__Written request__:
Extract the lines that carry the string "Official" from the listing.

(Excerpt from a dataset)
((
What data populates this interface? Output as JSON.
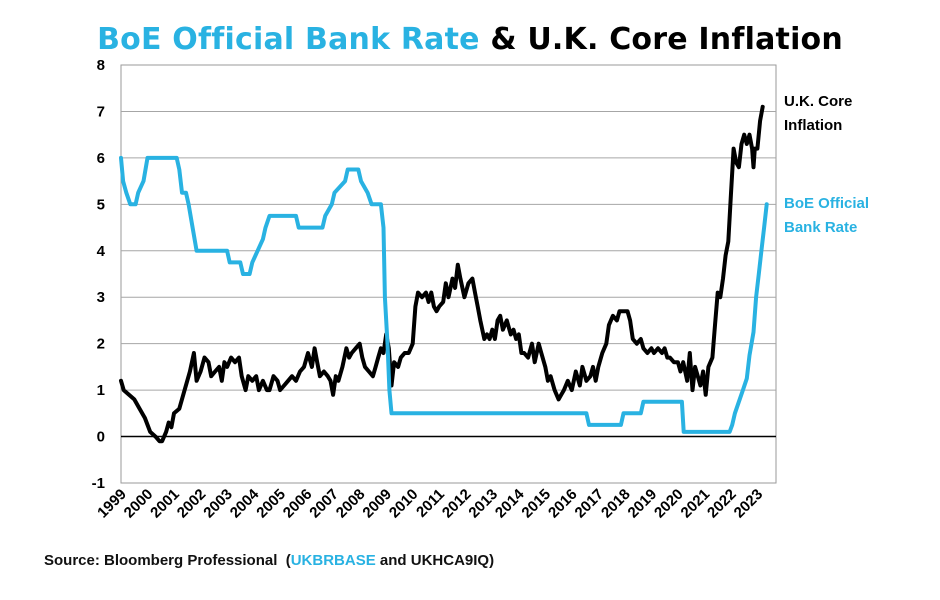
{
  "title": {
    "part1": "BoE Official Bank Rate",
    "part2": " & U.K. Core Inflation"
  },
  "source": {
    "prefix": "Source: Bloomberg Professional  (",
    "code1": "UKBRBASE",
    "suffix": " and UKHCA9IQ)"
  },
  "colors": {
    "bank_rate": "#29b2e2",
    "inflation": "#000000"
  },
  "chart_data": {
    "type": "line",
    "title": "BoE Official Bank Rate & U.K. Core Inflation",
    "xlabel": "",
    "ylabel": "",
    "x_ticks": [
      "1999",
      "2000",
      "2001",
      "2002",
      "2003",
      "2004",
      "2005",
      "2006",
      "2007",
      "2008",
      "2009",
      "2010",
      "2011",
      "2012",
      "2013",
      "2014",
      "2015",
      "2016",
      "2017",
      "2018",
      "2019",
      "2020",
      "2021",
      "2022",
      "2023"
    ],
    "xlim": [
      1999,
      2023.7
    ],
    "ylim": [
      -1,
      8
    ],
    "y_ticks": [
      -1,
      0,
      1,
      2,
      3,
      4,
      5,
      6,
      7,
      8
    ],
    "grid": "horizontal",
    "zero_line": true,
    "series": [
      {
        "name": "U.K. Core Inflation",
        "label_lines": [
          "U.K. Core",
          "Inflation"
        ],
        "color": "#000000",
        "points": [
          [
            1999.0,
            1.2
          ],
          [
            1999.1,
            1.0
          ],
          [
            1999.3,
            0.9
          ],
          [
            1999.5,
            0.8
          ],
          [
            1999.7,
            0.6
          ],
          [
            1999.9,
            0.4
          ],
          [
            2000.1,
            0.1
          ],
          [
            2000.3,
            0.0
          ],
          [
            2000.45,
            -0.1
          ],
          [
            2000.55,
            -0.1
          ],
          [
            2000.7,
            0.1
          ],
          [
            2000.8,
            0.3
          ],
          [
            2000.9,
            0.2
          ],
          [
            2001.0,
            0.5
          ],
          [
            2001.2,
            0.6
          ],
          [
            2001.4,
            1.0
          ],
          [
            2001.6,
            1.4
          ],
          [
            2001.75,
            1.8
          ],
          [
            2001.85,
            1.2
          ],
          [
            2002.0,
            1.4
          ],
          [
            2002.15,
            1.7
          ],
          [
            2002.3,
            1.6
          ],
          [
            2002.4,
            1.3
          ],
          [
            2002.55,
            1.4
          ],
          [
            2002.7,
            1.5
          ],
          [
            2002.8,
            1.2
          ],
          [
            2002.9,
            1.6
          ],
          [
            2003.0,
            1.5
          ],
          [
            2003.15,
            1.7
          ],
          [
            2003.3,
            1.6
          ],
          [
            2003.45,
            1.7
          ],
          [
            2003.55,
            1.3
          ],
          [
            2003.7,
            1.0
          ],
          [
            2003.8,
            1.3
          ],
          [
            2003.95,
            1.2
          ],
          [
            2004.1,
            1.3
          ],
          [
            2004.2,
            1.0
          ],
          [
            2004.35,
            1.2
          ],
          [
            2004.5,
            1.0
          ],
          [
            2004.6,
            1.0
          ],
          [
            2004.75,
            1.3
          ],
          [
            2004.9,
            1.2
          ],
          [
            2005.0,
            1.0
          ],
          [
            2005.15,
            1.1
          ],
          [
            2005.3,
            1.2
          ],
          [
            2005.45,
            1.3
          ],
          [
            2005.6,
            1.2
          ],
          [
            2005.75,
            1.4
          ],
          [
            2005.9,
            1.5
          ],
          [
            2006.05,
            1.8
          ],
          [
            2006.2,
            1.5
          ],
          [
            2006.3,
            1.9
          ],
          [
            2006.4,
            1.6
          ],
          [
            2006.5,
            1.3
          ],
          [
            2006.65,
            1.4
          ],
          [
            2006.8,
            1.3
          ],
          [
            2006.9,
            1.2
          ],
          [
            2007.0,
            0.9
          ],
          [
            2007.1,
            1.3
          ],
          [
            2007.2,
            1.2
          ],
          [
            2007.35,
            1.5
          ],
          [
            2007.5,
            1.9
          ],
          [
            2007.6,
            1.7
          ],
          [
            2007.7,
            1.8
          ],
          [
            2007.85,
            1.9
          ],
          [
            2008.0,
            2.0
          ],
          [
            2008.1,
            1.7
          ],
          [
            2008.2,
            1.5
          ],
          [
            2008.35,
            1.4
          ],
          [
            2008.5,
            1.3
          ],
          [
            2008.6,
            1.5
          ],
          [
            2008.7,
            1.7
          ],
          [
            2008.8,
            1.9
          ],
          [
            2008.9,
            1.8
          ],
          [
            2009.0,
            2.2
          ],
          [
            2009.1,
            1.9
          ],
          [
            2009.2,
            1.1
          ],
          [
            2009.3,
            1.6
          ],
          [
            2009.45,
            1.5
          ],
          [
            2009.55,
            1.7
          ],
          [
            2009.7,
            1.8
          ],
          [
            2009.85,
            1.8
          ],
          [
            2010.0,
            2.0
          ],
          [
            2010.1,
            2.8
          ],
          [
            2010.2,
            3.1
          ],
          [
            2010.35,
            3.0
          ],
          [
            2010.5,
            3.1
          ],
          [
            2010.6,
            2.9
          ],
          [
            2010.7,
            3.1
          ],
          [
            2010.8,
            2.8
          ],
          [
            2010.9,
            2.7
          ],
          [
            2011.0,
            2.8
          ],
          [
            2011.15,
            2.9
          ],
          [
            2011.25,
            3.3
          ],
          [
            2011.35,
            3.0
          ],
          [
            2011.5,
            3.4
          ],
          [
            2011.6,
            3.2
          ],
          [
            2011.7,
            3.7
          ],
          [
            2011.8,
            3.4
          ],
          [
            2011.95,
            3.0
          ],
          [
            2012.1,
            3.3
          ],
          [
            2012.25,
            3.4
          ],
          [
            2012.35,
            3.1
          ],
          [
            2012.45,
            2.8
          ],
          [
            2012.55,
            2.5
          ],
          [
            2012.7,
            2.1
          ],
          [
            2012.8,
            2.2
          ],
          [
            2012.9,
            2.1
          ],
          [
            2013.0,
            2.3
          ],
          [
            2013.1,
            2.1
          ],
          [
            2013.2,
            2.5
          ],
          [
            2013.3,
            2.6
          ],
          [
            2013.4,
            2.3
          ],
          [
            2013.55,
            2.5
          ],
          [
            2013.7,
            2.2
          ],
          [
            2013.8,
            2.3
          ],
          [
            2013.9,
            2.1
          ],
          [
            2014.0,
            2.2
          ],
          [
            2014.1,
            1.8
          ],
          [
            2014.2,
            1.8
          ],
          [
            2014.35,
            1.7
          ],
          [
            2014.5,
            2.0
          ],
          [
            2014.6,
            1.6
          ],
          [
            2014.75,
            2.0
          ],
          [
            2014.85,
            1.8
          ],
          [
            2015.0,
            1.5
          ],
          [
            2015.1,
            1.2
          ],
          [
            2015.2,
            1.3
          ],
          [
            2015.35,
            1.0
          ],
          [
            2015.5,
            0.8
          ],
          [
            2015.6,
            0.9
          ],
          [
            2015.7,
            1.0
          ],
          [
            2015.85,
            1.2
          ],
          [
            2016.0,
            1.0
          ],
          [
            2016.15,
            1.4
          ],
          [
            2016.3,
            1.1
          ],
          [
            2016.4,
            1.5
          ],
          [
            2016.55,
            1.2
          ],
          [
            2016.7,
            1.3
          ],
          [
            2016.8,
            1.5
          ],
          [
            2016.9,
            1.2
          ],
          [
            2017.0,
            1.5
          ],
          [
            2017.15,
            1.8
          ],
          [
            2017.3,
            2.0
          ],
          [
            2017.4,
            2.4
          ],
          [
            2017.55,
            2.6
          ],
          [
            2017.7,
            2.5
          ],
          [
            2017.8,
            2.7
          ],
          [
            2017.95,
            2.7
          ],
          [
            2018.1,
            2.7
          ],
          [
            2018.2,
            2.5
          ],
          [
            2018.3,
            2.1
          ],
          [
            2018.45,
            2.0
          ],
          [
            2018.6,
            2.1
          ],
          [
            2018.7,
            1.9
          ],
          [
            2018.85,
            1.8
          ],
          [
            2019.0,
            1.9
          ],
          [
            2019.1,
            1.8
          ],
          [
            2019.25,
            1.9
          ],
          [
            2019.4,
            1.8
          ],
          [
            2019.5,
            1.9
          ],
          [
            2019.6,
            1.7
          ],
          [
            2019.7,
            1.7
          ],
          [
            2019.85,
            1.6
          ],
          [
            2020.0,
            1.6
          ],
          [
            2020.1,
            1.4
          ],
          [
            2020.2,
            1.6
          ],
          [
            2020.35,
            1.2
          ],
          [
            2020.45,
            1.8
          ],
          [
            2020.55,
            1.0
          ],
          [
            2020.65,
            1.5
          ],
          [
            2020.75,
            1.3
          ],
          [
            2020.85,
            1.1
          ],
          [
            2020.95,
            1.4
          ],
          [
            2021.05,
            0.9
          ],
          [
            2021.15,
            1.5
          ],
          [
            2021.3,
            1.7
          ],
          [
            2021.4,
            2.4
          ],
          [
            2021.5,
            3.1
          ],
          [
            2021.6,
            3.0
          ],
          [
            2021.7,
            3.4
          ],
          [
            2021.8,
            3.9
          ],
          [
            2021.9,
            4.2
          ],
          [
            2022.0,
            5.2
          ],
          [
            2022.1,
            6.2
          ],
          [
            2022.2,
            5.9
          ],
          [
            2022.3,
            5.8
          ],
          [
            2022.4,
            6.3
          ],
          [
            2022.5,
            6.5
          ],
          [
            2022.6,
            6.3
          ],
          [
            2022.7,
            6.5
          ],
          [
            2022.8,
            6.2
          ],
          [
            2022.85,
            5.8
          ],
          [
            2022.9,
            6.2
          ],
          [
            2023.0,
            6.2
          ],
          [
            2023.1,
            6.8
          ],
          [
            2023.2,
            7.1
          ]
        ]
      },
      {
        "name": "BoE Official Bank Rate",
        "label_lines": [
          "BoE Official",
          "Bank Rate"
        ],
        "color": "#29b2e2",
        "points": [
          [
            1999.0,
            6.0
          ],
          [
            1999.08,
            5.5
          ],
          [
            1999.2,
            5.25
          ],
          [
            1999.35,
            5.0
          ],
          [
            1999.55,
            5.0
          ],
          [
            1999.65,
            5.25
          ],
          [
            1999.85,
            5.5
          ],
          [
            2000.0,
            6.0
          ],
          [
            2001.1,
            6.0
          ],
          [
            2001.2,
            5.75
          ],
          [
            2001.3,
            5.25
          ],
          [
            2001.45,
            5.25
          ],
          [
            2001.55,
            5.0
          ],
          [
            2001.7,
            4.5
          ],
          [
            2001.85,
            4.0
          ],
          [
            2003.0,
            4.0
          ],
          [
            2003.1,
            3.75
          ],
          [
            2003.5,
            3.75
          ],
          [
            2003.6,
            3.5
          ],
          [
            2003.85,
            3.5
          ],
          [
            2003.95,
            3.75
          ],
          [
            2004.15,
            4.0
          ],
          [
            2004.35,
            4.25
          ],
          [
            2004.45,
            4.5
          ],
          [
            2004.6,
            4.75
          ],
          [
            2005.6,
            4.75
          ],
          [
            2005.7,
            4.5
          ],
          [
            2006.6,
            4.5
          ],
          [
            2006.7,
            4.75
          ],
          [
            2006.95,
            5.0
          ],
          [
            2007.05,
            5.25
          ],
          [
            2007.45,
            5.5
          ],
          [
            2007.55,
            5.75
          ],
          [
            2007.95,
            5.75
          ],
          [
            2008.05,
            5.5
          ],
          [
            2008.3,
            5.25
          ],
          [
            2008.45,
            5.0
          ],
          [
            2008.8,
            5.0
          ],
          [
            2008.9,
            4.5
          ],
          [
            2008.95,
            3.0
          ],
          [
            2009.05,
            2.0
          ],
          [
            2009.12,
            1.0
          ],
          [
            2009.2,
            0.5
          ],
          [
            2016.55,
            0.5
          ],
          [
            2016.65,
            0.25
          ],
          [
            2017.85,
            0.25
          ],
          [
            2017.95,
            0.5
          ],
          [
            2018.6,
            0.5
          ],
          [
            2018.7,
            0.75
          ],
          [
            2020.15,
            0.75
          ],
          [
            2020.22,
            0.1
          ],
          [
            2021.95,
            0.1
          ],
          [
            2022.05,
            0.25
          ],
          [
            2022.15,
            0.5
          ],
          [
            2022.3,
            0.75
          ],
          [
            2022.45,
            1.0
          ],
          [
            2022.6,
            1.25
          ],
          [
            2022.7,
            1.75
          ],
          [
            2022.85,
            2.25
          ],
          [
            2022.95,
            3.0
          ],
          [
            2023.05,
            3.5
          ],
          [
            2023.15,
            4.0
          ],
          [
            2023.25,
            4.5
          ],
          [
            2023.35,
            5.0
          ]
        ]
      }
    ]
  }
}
))
__Task solution__:
    "part1": "BoE Official Bank Rate",
    "title": "BoE Official Bank Rate & U.K. Core Inflation",
        "name": "BoE Official Bank Rate",
          "BoE Official",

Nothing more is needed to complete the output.